● THE REQUEST
In full and without alteration, give the listing again.

● SUPPLIED DATA
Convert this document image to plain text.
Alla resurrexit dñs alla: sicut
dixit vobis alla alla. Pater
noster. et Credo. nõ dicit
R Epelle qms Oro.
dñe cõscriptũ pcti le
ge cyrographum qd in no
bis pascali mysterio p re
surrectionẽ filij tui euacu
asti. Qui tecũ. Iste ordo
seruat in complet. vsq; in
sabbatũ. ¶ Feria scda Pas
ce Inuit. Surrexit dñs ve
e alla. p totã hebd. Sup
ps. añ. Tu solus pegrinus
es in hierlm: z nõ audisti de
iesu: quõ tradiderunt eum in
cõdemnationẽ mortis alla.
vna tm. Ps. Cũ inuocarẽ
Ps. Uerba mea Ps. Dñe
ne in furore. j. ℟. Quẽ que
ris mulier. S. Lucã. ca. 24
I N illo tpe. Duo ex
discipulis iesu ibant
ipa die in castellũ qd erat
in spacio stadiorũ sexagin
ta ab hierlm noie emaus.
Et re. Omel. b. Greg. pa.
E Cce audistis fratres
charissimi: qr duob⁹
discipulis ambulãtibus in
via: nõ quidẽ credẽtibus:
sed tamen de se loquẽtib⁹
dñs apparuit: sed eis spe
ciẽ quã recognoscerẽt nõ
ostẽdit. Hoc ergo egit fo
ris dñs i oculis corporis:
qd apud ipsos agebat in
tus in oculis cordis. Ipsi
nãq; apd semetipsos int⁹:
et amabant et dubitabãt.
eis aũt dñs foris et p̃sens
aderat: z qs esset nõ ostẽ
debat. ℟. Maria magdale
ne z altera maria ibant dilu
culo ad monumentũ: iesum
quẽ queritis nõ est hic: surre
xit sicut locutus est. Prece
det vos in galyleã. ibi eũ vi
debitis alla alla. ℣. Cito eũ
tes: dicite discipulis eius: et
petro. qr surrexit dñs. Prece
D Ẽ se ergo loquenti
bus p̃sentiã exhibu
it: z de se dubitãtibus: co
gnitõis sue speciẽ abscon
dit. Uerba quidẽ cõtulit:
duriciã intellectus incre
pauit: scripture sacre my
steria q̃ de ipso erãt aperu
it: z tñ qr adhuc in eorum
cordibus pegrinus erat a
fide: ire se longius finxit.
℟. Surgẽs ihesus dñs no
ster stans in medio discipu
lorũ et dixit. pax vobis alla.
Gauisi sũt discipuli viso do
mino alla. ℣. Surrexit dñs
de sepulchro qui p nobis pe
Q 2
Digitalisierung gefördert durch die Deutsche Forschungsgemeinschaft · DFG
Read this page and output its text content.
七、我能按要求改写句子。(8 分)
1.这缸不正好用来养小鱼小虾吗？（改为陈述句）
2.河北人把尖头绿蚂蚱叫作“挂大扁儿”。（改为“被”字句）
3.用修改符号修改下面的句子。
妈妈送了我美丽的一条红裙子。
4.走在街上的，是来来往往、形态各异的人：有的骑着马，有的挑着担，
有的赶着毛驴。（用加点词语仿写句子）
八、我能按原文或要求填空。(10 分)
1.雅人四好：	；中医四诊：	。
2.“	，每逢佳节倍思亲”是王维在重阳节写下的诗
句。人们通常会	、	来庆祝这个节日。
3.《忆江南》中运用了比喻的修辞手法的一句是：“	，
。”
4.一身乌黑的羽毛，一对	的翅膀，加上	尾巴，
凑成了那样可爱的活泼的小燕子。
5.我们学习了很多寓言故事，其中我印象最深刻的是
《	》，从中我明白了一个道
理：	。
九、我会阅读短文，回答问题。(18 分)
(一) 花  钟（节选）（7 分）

● THE RESULT
Convert this document image to plain text.
Alla resurrexit dñs alla: sicut
dixit vobis alla alla. Pater
noster. et Credo. nõ dicit
R Epelle qms Oro.
dñe cõscriptũ pcti le
ge cyrographum qd in no
bis pascali mysterio p re
surrectionẽ filij tui euacu
asti. Qui tecũ. Iste ordo
seruat in complet. vsq; in
sabbatũ. ¶ Feria scda Pas
ce Inuit. Surrexit dñs ve
e alla. p totã hebd. Sup
ps. añ. Tu solus pegrinus
es in hierlm: z nõ audisti de
iesu: quõ tradiderunt eum in
cõdemnationẽ mortis alla.
vna tm. Ps. Cũ inuocarẽ
Ps. Uerba mea Ps. Dñe
ne in furore. j. ℟. Quẽ que
ris mulier. S. Lucã. ca. 24
I N illo tpe. Duo ex
discipulis iesu ibant
ipa die in castellũ qd erat
in spacio stadiorũ sexagin
ta ab hierlm noie emaus.
Et re. Omel. b. Greg. pa.
E Cce audistis fratres
charissimi: qr duob⁹
discipulis ambulãtibus in
via: nõ quidẽ credẽtibus:
sed tamen de se loquẽtib⁹
dñs apparuit: sed eis spe
ciẽ quã recognoscerẽt nõ
ostẽdit. Hoc ergo egit fo
ris dñs i oculis corporis:
qd apud ipsos agebat in
tus in oculis cordis. Ipsi
nãq; apd semetipsos int⁹:
et amabant et dubitabãt.
eis aũt dñs foris et p̃sens
aderat: z qs esset nõ ostẽ
debat. ℟. Maria magdale
ne z altera maria ibant dilu
culo ad monumentũ: iesum
quẽ queritis nõ est hic: surre
xit sicut locutus est. Prece
det vos in galyleã. ibi eũ vi
debitis alla alla. ℣. Cito eũ
tes: dicite discipulis eius: et
petro. qr surrexit dñs. Prece
D Ẽ se ergo loquenti
bus p̃sentiã exhibu
it: z de se dubitãtibus: co
gnitõis sue speciẽ abscon
dit. Uerba quidẽ cõtulit:
duriciã intellectus incre
pauit: scripture sacre my
steria q̃ de ipso erãt aperu
it: z tñ qr adhuc in eorum
cordibus pegrinus erat a
fide: ire se longius finxit.
℟. Surgẽs ihesus dñs no
ster stans in medio discipu
lorũ et dixit. pax vobis alla.
Gauisi sũt discipuli viso do
mino alla. ℣. Surrexit dñs
de sepulchro qui p nobis pe
Q 2
Digitalisierung gefördert durch die Deutsche Forschungsgemeinschaft · DFG
Read this page and output its text content.
七、我能按要求改写句子。(8 分)
1.这缸不正好用来养小鱼小虾吗？（改为陈述句）
2.河北人把尖头绿蚂蚱叫作“挂大扁儿”。（改为“被”字句）
3.用修改符号修改下面的句子。
妈妈送了我美丽的一条红裙子。
4.走在街上的，是来来往往、形态各异的人：有的骑着马，有的挑着担，
有的赶着毛驴。（用加点词语仿写句子）
八、我能按原文或要求填空。(10 分)
1.雅人四好：	；中医四诊：	。
2.“	，每逢佳节倍思亲”是王维在重阳节写下的诗
句。人们通常会	、	来庆祝这个节日。
3.《忆江南》中运用了比喻的修辞手法的一句是：“	，
。”
4.一身乌黑的羽毛，一对	的翅膀，加上	尾巴，
凑成了那样可爱的活泼的小燕子。
5.我们学习了很多寓言故事，其中我印象最深刻的是
《	》，从中我明白了一个道
理：	。
九、我会阅读短文，回答问题。(18 分)
(一) 花  钟（节选）（7 分）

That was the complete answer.